Collected data entries:
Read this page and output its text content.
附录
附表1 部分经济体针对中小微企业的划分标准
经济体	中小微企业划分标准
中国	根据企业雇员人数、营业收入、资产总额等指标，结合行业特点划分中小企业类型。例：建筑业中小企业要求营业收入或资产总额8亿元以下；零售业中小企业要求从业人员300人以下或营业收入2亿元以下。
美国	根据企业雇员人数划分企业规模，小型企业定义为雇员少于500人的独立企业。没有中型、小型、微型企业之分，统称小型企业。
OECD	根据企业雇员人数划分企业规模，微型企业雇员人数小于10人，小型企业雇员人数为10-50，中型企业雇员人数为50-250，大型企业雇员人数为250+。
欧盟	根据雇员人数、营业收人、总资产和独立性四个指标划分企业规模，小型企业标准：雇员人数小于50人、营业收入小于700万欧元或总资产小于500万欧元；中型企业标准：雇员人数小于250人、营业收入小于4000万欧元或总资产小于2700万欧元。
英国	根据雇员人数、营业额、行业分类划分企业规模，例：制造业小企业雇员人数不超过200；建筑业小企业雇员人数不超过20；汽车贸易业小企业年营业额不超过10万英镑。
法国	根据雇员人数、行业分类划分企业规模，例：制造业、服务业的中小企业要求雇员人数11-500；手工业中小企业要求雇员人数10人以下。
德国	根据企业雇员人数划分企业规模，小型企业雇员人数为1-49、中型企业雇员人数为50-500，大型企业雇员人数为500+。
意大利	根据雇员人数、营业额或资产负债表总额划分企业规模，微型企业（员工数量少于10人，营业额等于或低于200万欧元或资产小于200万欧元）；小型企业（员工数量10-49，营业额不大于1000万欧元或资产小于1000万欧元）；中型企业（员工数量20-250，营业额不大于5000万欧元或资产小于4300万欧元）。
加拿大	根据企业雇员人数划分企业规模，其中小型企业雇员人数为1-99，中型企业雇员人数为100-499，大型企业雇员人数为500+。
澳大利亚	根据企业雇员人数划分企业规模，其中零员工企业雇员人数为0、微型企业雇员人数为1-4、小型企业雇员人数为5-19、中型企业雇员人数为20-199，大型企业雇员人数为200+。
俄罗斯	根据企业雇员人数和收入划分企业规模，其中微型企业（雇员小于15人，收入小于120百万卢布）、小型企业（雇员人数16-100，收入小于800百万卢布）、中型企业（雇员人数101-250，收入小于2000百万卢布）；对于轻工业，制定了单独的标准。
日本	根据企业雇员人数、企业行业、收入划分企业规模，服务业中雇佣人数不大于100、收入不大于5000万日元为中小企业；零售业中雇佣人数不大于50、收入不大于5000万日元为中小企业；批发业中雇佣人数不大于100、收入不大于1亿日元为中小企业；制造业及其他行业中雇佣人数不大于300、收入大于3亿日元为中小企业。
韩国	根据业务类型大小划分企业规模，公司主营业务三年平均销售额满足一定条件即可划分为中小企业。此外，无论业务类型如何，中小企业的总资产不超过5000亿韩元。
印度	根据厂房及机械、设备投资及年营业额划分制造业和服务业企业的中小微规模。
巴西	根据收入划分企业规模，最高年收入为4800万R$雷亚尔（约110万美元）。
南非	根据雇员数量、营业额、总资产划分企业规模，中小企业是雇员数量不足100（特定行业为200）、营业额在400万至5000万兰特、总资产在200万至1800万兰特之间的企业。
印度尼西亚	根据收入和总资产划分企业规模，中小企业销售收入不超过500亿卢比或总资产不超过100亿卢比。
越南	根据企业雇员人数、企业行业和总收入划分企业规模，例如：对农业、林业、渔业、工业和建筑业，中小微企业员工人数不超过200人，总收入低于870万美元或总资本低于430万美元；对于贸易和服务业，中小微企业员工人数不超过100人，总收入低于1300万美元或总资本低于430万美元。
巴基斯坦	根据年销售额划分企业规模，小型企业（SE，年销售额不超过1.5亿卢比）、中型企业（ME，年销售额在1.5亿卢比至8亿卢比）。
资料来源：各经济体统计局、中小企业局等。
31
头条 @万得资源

TASK GOAL: Go through the listing above and return every line where the word "行业分类划分企业规模" occurs.

TASK SOLUTION:
英国	根据雇员人数、营业额、行业分类划分企业规模，例：制造业小企业雇员人数不超过200；建筑业小企业雇员人数不超过20；汽车贸易业小企业年营业额不超过10万英镑。
法国	根据雇员人数、行业分类划分企业规模，例：制造业、服务业的中小企业要求雇员人数11-500；手工业中小企业要求雇员人数10人以下。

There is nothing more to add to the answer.